- _Supplied material_

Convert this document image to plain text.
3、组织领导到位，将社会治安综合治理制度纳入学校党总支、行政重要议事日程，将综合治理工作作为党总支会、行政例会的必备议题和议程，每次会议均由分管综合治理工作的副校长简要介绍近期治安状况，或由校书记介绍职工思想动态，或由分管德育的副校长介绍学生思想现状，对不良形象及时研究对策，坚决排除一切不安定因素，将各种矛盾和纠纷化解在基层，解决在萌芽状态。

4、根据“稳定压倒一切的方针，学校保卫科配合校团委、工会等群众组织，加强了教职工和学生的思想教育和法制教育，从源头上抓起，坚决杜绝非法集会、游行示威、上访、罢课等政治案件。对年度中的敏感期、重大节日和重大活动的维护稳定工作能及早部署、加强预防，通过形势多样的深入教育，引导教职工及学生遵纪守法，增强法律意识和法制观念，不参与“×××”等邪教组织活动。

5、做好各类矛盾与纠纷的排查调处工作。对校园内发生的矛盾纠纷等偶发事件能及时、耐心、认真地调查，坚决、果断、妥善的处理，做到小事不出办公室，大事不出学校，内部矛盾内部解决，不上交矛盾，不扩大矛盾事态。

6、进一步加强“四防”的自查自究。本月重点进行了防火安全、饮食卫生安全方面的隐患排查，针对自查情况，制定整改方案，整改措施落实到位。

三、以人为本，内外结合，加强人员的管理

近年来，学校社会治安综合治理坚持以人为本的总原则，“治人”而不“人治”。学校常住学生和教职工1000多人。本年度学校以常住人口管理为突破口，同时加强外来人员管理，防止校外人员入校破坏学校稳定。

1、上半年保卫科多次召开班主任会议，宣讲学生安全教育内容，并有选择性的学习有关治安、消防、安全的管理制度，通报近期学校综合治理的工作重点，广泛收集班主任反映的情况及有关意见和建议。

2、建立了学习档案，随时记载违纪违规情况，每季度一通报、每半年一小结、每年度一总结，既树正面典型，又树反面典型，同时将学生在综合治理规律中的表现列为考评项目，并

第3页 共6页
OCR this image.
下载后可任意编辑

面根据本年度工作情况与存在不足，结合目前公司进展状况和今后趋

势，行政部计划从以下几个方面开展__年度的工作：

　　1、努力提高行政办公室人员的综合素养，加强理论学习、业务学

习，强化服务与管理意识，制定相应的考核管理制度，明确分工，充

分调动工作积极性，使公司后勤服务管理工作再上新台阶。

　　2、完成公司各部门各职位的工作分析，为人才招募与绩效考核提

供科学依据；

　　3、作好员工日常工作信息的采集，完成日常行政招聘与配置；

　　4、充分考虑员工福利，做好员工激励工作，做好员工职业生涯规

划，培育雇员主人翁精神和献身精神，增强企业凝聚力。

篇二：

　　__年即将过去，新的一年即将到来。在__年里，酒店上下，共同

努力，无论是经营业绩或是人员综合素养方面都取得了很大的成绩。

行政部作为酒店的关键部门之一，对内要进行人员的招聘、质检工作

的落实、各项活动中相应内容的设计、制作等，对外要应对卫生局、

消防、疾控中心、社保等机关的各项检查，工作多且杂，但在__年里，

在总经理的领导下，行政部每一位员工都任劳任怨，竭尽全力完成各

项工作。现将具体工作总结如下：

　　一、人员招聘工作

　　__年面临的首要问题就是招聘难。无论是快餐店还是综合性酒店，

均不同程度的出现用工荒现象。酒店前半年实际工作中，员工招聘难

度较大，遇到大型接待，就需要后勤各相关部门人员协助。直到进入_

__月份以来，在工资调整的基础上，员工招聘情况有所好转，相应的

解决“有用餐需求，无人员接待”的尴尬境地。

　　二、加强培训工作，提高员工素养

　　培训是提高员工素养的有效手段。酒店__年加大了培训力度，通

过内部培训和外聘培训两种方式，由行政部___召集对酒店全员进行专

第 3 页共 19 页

- _Task directions_
Repeat exactly the lines starting at the line with "OCR this image." and ending with the final line of the entries. Include nothing else.

- _Result of the task_
OCR this image.
下载后可任意编辑

面根据本年度工作情况与存在不足，结合目前公司进展状况和今后趋

势，行政部计划从以下几个方面开展__年度的工作：

　　1、努力提高行政办公室人员的综合素养，加强理论学习、业务学

习，强化服务与管理意识，制定相应的考核管理制度，明确分工，充

分调动工作积极性，使公司后勤服务管理工作再上新台阶。

　　2、完成公司各部门各职位的工作分析，为人才招募与绩效考核提

供科学依据；

　　3、作好员工日常工作信息的采集，完成日常行政招聘与配置；

　　4、充分考虑员工福利，做好员工激励工作，做好员工职业生涯规

划，培育雇员主人翁精神和献身精神，增强企业凝聚力。

篇二：

　　__年即将过去，新的一年即将到来。在__年里，酒店上下，共同

努力，无论是经营业绩或是人员综合素养方面都取得了很大的成绩。

行政部作为酒店的关键部门之一，对内要进行人员的招聘、质检工作

的落实、各项活动中相应内容的设计、制作等，对外要应对卫生局、

消防、疾控中心、社保等机关的各项检查，工作多且杂，但在__年里，

在总经理的领导下，行政部每一位员工都任劳任怨，竭尽全力完成各

项工作。现将具体工作总结如下：

　　一、人员招聘工作

　　__年面临的首要问题就是招聘难。无论是快餐店还是综合性酒店，

均不同程度的出现用工荒现象。酒店前半年实际工作中，员工招聘难

度较大，遇到大型接待，就需要后勤各相关部门人员协助。直到进入_

__月份以来，在工资调整的基础上，员工招聘情况有所好转，相应的

解决“有用餐需求，无人员接待”的尴尬境地。

　　二、加强培训工作，提高员工素养

　　培训是提高员工素养的有效手段。酒店__年加大了培训力度，通

过内部培训和外聘培训两种方式，由行政部___召集对酒店全员进行专

第 3 页共 19 页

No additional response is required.